Aim: Find every line with the word "content". Copy those lines.

··········

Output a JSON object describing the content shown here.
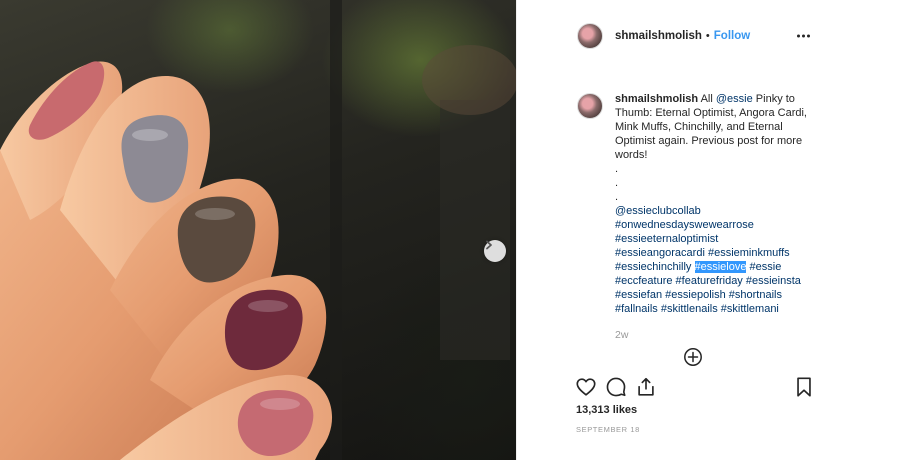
{
  "post": {
    "username": "shmailshmolish",
    "separator": "•",
    "follow_label": "Follow",
    "more_icon": "more-horizontal-icon"
  },
  "caption": {
    "username": "shmailshmolish",
    "text_lead": "All ",
    "mention_essie": "@essie",
    "text_body": " Pinky to Thumb: Eternal Optimist, Angora Cardi, Mink Muffs, Chinchilly, and Eternal Optimist again. Previous post for more words!",
    "dots": [
      ".",
      ".",
      "."
    ],
    "mention_collab": "@essieclubcollab",
    "tags": {
      "t1": "#onwednesdayswewearrose",
      "t2": "#essieeternaloptimist",
      "t3": "#essieangoracardi",
      "t4": "#essieminkmuffs",
      "t5": "#essiechinchilly",
      "t6": "#essielove",
      "t7": "#essie",
      "t8": "#eccfeature",
      "t9": "#featurefriday",
      "t10": "#essieinsta",
      "t11": "#essiefan",
      "t12": "#essiepolish",
      "t13": "#shortnails",
      "t14": "#fallnails",
      "t15": "#skittlenails",
      "t16": "#skittlemani"
    },
    "time_ago": "2w"
  },
  "engagement": {
    "likes": "13,313 likes",
    "date": "SEPTEMBER 18"
  },
  "colors": {
    "link": "#003569",
    "follow": "#3897f0",
    "selection": "#3297fd",
    "nail_pinky": "#c86a6e",
    "nail_ring": "#8d8a94",
    "nail_middle": "#5a4a3e",
    "nail_index": "#6e2a3c",
    "nail_thumb": "#c56a72"
  }
}
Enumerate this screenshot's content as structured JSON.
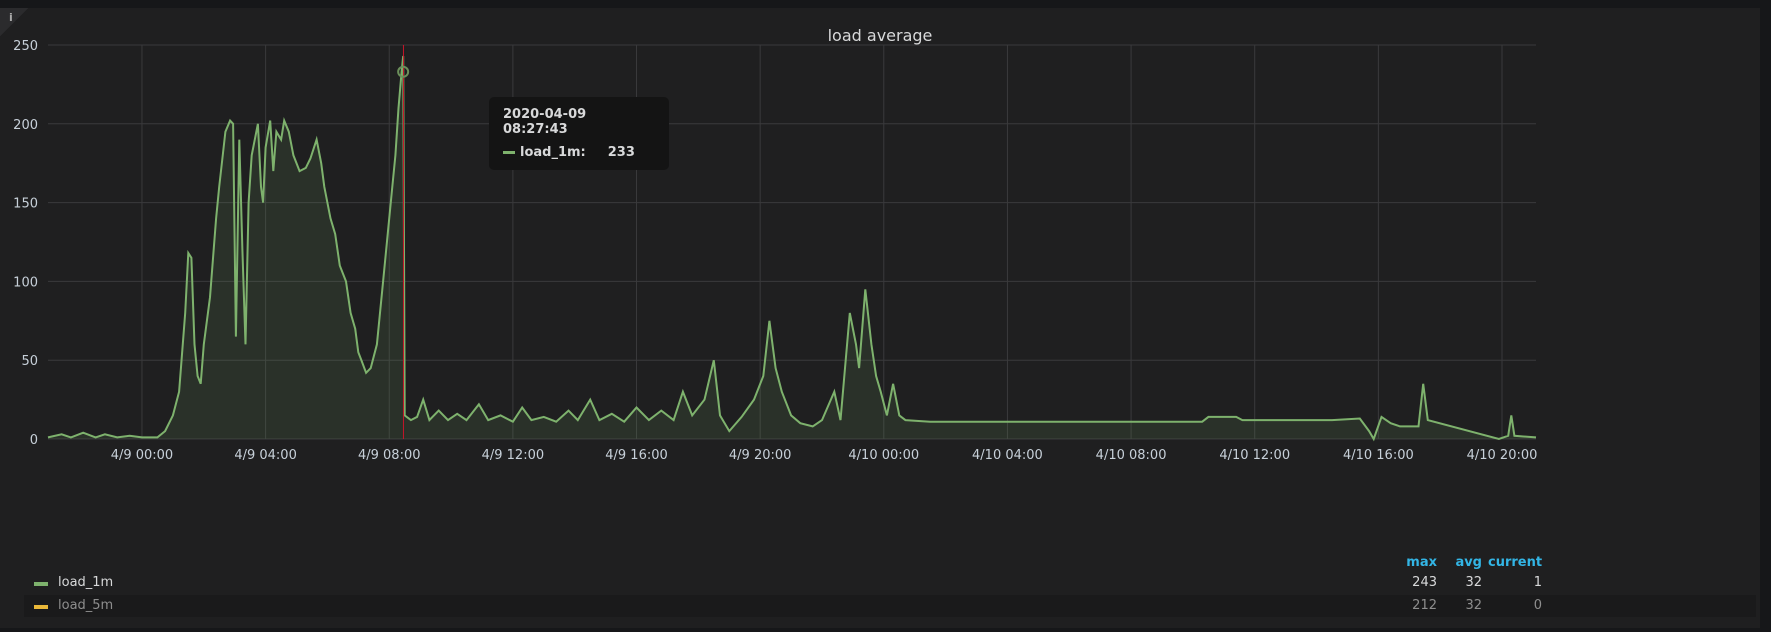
{
  "panel": {
    "title": "load average",
    "info_icon": "i"
  },
  "tooltip": {
    "time": "2020-04-09 08:27:43",
    "series": "load_1m:",
    "value": "233"
  },
  "legend": {
    "headers": [
      "max",
      "avg",
      "current"
    ],
    "rows": [
      {
        "name": "load_1m",
        "color": "#7eb26d",
        "max": "243",
        "avg": "32",
        "current": "1"
      },
      {
        "name": "load_5m",
        "color": "#eab839",
        "max": "212",
        "avg": "32",
        "current": "0"
      }
    ]
  },
  "chart_data": {
    "type": "area",
    "title": "load average",
    "x_unit": "hours since 2020-04-09 00:00",
    "xlim": [
      -3.04,
      45.1
    ],
    "ylim": [
      0,
      250
    ],
    "yticks": [
      0,
      50,
      100,
      150,
      200,
      250
    ],
    "xticks": [
      {
        "h": 0,
        "label": "4/9 00:00"
      },
      {
        "h": 4,
        "label": "4/9 04:00"
      },
      {
        "h": 8,
        "label": "4/9 08:00"
      },
      {
        "h": 12,
        "label": "4/9 12:00"
      },
      {
        "h": 16,
        "label": "4/9 16:00"
      },
      {
        "h": 20,
        "label": "4/9 20:00"
      },
      {
        "h": 24,
        "label": "4/10 00:00"
      },
      {
        "h": 28,
        "label": "4/10 04:00"
      },
      {
        "h": 32,
        "label": "4/10 08:00"
      },
      {
        "h": 36,
        "label": "4/10 12:00"
      },
      {
        "h": 40,
        "label": "4/10 16:00"
      },
      {
        "h": 44,
        "label": "4/10 20:00"
      }
    ],
    "grid": true,
    "cursor_h": 8.46,
    "hover_point": {
      "h": 8.45,
      "v": 233
    },
    "series": [
      {
        "name": "load_1m",
        "color": "#7eb26d",
        "points": [
          [
            -3.04,
            1
          ],
          [
            -2.6,
            3
          ],
          [
            -2.3,
            1
          ],
          [
            -1.9,
            4
          ],
          [
            -1.5,
            1
          ],
          [
            -1.2,
            3
          ],
          [
            -0.8,
            1
          ],
          [
            -0.4,
            2
          ],
          [
            0,
            1
          ],
          [
            0.5,
            1
          ],
          [
            0.75,
            5
          ],
          [
            1.0,
            15
          ],
          [
            1.2,
            30
          ],
          [
            1.4,
            80
          ],
          [
            1.5,
            118
          ],
          [
            1.6,
            115
          ],
          [
            1.7,
            60
          ],
          [
            1.8,
            40
          ],
          [
            1.9,
            35
          ],
          [
            2.0,
            60
          ],
          [
            2.2,
            90
          ],
          [
            2.4,
            140
          ],
          [
            2.5,
            160
          ],
          [
            2.7,
            195
          ],
          [
            2.85,
            202
          ],
          [
            2.95,
            200
          ],
          [
            3.04,
            65
          ],
          [
            3.15,
            190
          ],
          [
            3.25,
            120
          ],
          [
            3.35,
            60
          ],
          [
            3.45,
            150
          ],
          [
            3.55,
            180
          ],
          [
            3.75,
            200
          ],
          [
            3.85,
            160
          ],
          [
            3.92,
            150
          ],
          [
            4.0,
            185
          ],
          [
            4.15,
            202
          ],
          [
            4.25,
            170
          ],
          [
            4.35,
            195
          ],
          [
            4.5,
            190
          ],
          [
            4.6,
            202
          ],
          [
            4.75,
            195
          ],
          [
            4.9,
            180
          ],
          [
            5.1,
            170
          ],
          [
            5.3,
            172
          ],
          [
            5.45,
            178
          ],
          [
            5.65,
            190
          ],
          [
            5.8,
            175
          ],
          [
            5.9,
            160
          ],
          [
            6.1,
            140
          ],
          [
            6.25,
            130
          ],
          [
            6.4,
            110
          ],
          [
            6.6,
            100
          ],
          [
            6.75,
            80
          ],
          [
            6.9,
            70
          ],
          [
            7.0,
            55
          ],
          [
            7.1,
            50
          ],
          [
            7.25,
            42
          ],
          [
            7.4,
            45
          ],
          [
            7.6,
            60
          ],
          [
            7.8,
            100
          ],
          [
            7.95,
            130
          ],
          [
            8.1,
            160
          ],
          [
            8.2,
            180
          ],
          [
            8.3,
            210
          ],
          [
            8.4,
            233
          ],
          [
            8.45,
            243
          ],
          [
            8.5,
            15
          ],
          [
            8.7,
            12
          ],
          [
            8.9,
            14
          ],
          [
            9.1,
            25
          ],
          [
            9.3,
            12
          ],
          [
            9.6,
            18
          ],
          [
            9.9,
            12
          ],
          [
            10.2,
            16
          ],
          [
            10.5,
            12
          ],
          [
            10.9,
            22
          ],
          [
            11.2,
            12
          ],
          [
            11.6,
            15
          ],
          [
            12.0,
            11
          ],
          [
            12.3,
            20
          ],
          [
            12.6,
            12
          ],
          [
            13.0,
            14
          ],
          [
            13.4,
            11
          ],
          [
            13.8,
            18
          ],
          [
            14.1,
            12
          ],
          [
            14.5,
            25
          ],
          [
            14.8,
            12
          ],
          [
            15.2,
            16
          ],
          [
            15.6,
            11
          ],
          [
            16.0,
            20
          ],
          [
            16.4,
            12
          ],
          [
            16.8,
            18
          ],
          [
            17.2,
            12
          ],
          [
            17.5,
            30
          ],
          [
            17.8,
            15
          ],
          [
            18.2,
            25
          ],
          [
            18.5,
            50
          ],
          [
            18.7,
            15
          ],
          [
            19.0,
            5
          ],
          [
            19.4,
            14
          ],
          [
            19.8,
            25
          ],
          [
            20.1,
            40
          ],
          [
            20.3,
            75
          ],
          [
            20.5,
            45
          ],
          [
            20.7,
            30
          ],
          [
            21.0,
            15
          ],
          [
            21.3,
            10
          ],
          [
            21.7,
            8
          ],
          [
            22.0,
            12
          ],
          [
            22.4,
            30
          ],
          [
            22.6,
            12
          ],
          [
            22.9,
            80
          ],
          [
            23.1,
            60
          ],
          [
            23.2,
            45
          ],
          [
            23.4,
            95
          ],
          [
            23.6,
            60
          ],
          [
            23.75,
            40
          ],
          [
            23.9,
            30
          ],
          [
            24.1,
            15
          ],
          [
            24.3,
            35
          ],
          [
            24.5,
            15
          ],
          [
            24.7,
            12
          ],
          [
            25.5,
            11
          ],
          [
            27,
            11
          ],
          [
            29,
            11
          ],
          [
            31,
            11
          ],
          [
            33,
            11
          ],
          [
            34.3,
            11
          ],
          [
            34.5,
            14
          ],
          [
            35.4,
            14
          ],
          [
            35.6,
            12
          ],
          [
            37,
            12
          ],
          [
            38.5,
            12
          ],
          [
            39.4,
            13
          ],
          [
            39.7,
            5
          ],
          [
            39.85,
            0
          ],
          [
            40.1,
            14
          ],
          [
            40.4,
            10
          ],
          [
            40.7,
            8
          ],
          [
            41.3,
            8
          ],
          [
            41.45,
            35
          ],
          [
            41.6,
            12
          ],
          [
            43.9,
            0
          ],
          [
            44.2,
            2
          ],
          [
            44.3,
            15
          ],
          [
            44.4,
            2
          ],
          [
            45.1,
            1
          ]
        ]
      }
    ]
  }
}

··········

Solution to this problem:
Output a JSON object describing the content shown here.
Enumerate this screenshot's content as structured JSON.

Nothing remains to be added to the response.